INFORMATION PROVIDED:
■ ■ ■
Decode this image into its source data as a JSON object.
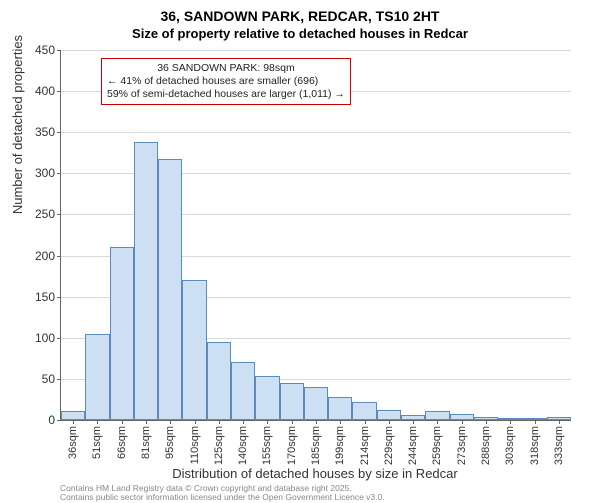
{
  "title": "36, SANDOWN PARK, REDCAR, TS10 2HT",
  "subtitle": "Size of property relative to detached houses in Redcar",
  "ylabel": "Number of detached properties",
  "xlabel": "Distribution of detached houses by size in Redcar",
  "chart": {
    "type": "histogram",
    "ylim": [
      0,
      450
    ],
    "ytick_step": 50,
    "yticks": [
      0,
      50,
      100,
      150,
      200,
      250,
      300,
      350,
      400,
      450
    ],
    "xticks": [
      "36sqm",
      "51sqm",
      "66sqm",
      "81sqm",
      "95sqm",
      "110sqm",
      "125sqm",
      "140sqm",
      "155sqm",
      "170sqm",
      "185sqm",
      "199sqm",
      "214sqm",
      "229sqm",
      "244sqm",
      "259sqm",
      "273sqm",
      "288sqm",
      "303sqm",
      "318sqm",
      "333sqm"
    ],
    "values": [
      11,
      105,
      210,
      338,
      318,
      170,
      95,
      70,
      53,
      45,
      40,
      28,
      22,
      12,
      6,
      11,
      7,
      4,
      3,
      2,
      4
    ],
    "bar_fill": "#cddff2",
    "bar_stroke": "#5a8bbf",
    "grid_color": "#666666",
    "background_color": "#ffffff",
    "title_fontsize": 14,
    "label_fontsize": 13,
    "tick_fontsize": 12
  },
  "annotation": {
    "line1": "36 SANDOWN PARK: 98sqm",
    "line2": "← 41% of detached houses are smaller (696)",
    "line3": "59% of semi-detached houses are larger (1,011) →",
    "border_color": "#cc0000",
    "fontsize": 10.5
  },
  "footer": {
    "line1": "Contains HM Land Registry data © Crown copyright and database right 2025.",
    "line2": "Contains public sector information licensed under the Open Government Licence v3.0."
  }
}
■ ■ ■
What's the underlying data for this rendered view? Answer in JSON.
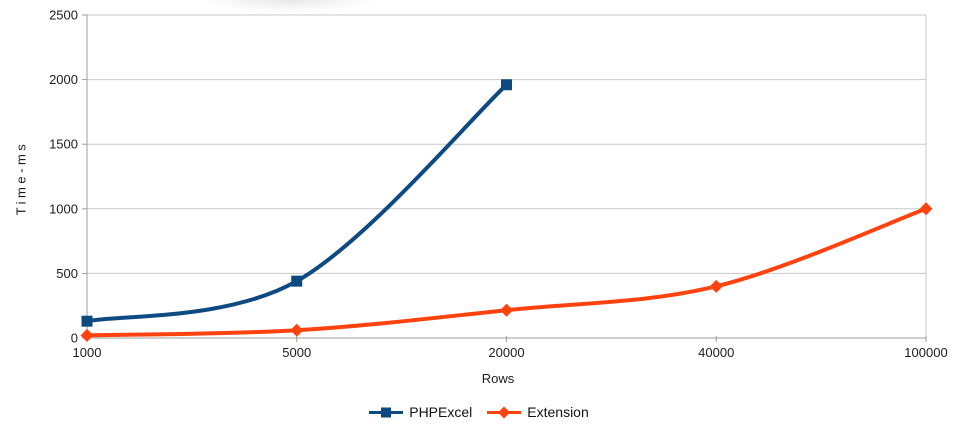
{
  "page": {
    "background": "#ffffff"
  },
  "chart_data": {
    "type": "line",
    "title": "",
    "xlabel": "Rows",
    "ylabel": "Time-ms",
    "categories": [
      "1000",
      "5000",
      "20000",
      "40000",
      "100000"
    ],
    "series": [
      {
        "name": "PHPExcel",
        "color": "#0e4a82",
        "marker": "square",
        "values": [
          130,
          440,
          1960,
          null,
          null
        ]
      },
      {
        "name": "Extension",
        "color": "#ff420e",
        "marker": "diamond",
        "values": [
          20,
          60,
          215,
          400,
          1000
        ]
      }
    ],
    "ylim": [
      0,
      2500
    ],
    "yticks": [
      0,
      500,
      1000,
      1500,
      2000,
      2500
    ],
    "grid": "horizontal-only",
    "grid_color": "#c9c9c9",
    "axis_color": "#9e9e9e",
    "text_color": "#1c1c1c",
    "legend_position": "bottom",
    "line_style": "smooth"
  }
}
■ ■ ■
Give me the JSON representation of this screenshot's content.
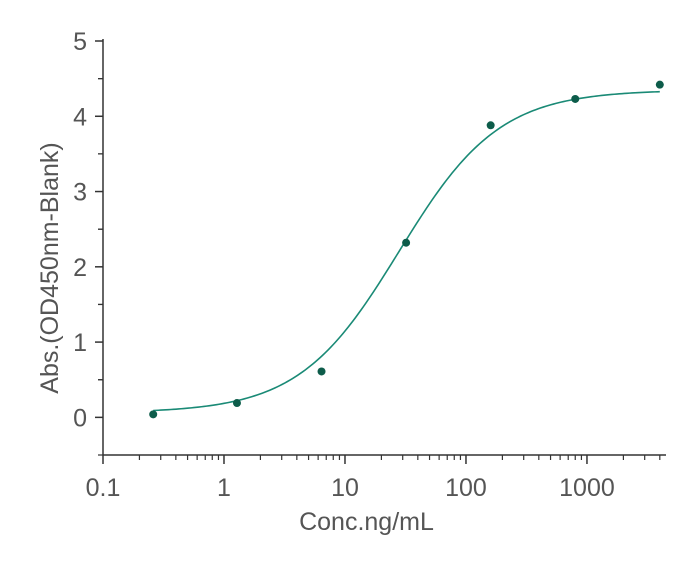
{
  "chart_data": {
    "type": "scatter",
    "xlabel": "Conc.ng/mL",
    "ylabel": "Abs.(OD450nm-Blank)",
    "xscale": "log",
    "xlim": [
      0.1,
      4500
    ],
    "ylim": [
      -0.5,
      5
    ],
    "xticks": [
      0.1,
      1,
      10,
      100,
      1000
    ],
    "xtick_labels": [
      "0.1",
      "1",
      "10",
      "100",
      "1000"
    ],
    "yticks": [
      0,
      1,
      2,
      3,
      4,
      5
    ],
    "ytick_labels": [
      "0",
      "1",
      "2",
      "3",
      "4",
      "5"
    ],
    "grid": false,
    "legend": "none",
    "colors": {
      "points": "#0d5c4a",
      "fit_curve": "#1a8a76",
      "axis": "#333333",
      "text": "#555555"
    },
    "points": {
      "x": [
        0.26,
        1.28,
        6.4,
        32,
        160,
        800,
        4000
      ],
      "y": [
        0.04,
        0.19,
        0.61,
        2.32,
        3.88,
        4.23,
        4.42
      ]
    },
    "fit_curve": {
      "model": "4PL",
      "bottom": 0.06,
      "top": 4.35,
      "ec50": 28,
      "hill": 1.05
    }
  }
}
■ ■ ■
What is the number of lines above that contain "SANDOWN"? Answer with that number only.

2